Reproduce the entries word for word, and omit any picture you find in them.
================
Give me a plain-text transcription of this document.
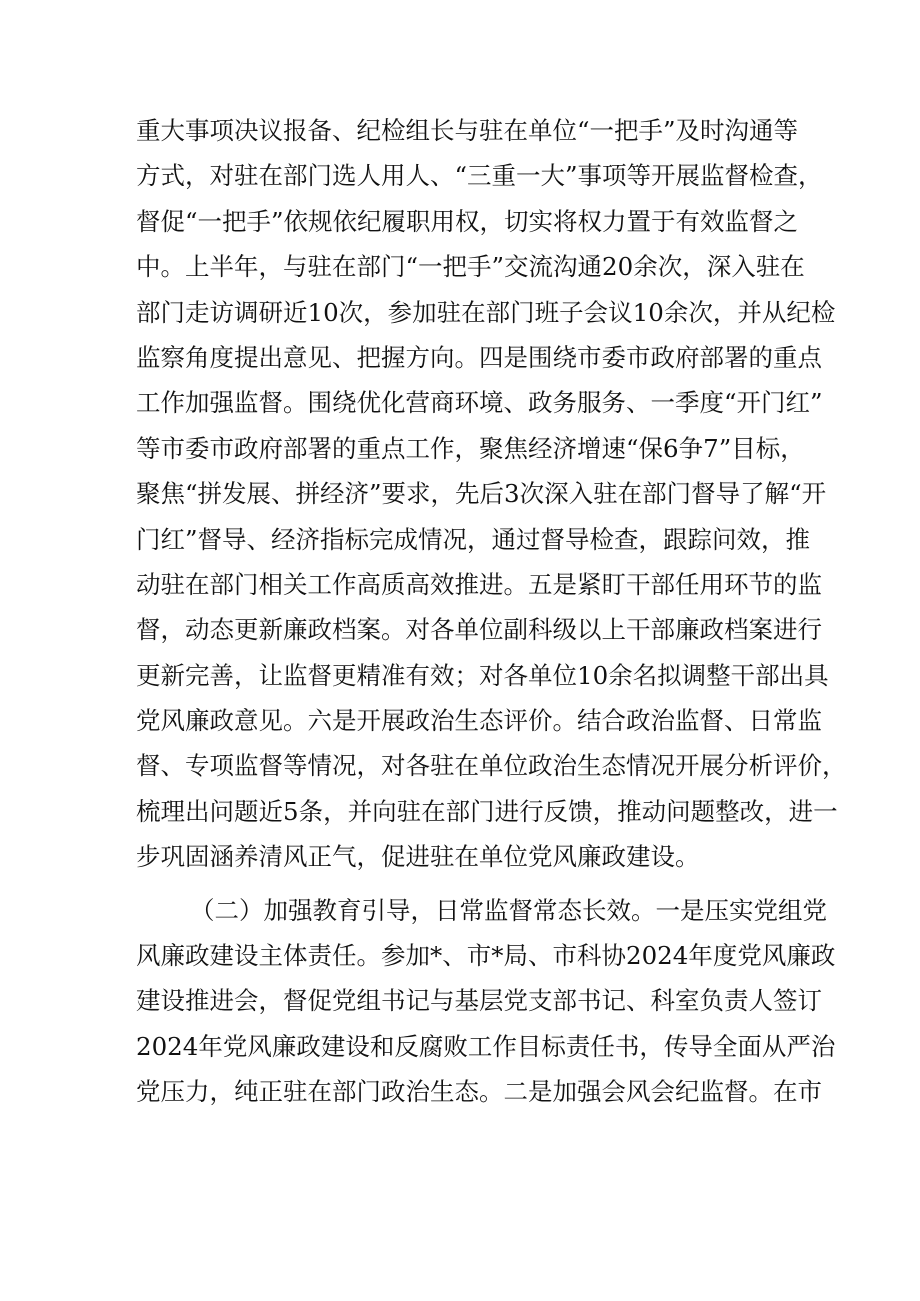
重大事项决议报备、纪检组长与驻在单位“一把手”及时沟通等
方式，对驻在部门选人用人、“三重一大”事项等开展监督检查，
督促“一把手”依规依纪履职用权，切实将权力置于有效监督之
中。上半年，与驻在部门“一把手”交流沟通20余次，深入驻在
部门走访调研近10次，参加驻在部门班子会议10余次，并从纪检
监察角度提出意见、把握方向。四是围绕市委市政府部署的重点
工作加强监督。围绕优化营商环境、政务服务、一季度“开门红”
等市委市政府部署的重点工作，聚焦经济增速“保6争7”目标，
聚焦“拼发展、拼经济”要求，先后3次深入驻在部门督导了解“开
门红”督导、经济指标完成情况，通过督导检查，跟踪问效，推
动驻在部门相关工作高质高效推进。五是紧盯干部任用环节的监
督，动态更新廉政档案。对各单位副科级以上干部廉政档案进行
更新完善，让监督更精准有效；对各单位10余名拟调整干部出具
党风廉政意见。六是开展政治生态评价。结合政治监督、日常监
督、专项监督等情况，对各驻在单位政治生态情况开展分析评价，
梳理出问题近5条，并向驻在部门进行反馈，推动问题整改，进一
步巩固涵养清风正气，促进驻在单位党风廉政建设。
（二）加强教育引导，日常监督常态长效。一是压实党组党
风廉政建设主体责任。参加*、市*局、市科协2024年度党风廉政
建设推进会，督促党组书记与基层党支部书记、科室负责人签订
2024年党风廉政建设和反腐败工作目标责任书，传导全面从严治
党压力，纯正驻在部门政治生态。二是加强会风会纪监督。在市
================
FINISHED TASK ::
Give me a plain-text transcription of this document.
重大事项决议报备、纪检组长与驻在单位“一把手”及时沟通等
方式，对驻在部门选人用人、“三重一大”事项等开展监督检查，
督促“一把手”依规依纪履职用权，切实将权力置于有效监督之
中。上半年，与驻在部门“一把手”交流沟通20余次，深入驻在
部门走访调研近10次，参加驻在部门班子会议10余次，并从纪检
监察角度提出意见、把握方向。四是围绕市委市政府部署的重点
工作加强监督。围绕优化营商环境、政务服务、一季度“开门红”
等市委市政府部署的重点工作，聚焦经济增速“保6争7”目标，
聚焦“拼发展、拼经济”要求，先后3次深入驻在部门督导了解“开
门红”督导、经济指标完成情况，通过督导检查，跟踪问效，推
动驻在部门相关工作高质高效推进。五是紧盯干部任用环节的监
督，动态更新廉政档案。对各单位副科级以上干部廉政档案进行
更新完善，让监督更精准有效；对各单位10余名拟调整干部出具
党风廉政意见。六是开展政治生态评价。结合政治监督、日常监
督、专项监督等情况，对各驻在单位政治生态情况开展分析评价，
梳理出问题近5条，并向驻在部门进行反馈，推动问题整改，进一
步巩固涵养清风正气，促进驻在单位党风廉政建设。
（二）加强教育引导，日常监督常态长效。一是压实党组党
风廉政建设主体责任。参加*、市*局、市科协2024年度党风廉政
建设推进会，督促党组书记与基层党支部书记、科室负责人签订
2024年党风廉政建设和反腐败工作目标责任书，传导全面从严治
党压力，纯正驻在部门政治生态。二是加强会风会纪监督。在市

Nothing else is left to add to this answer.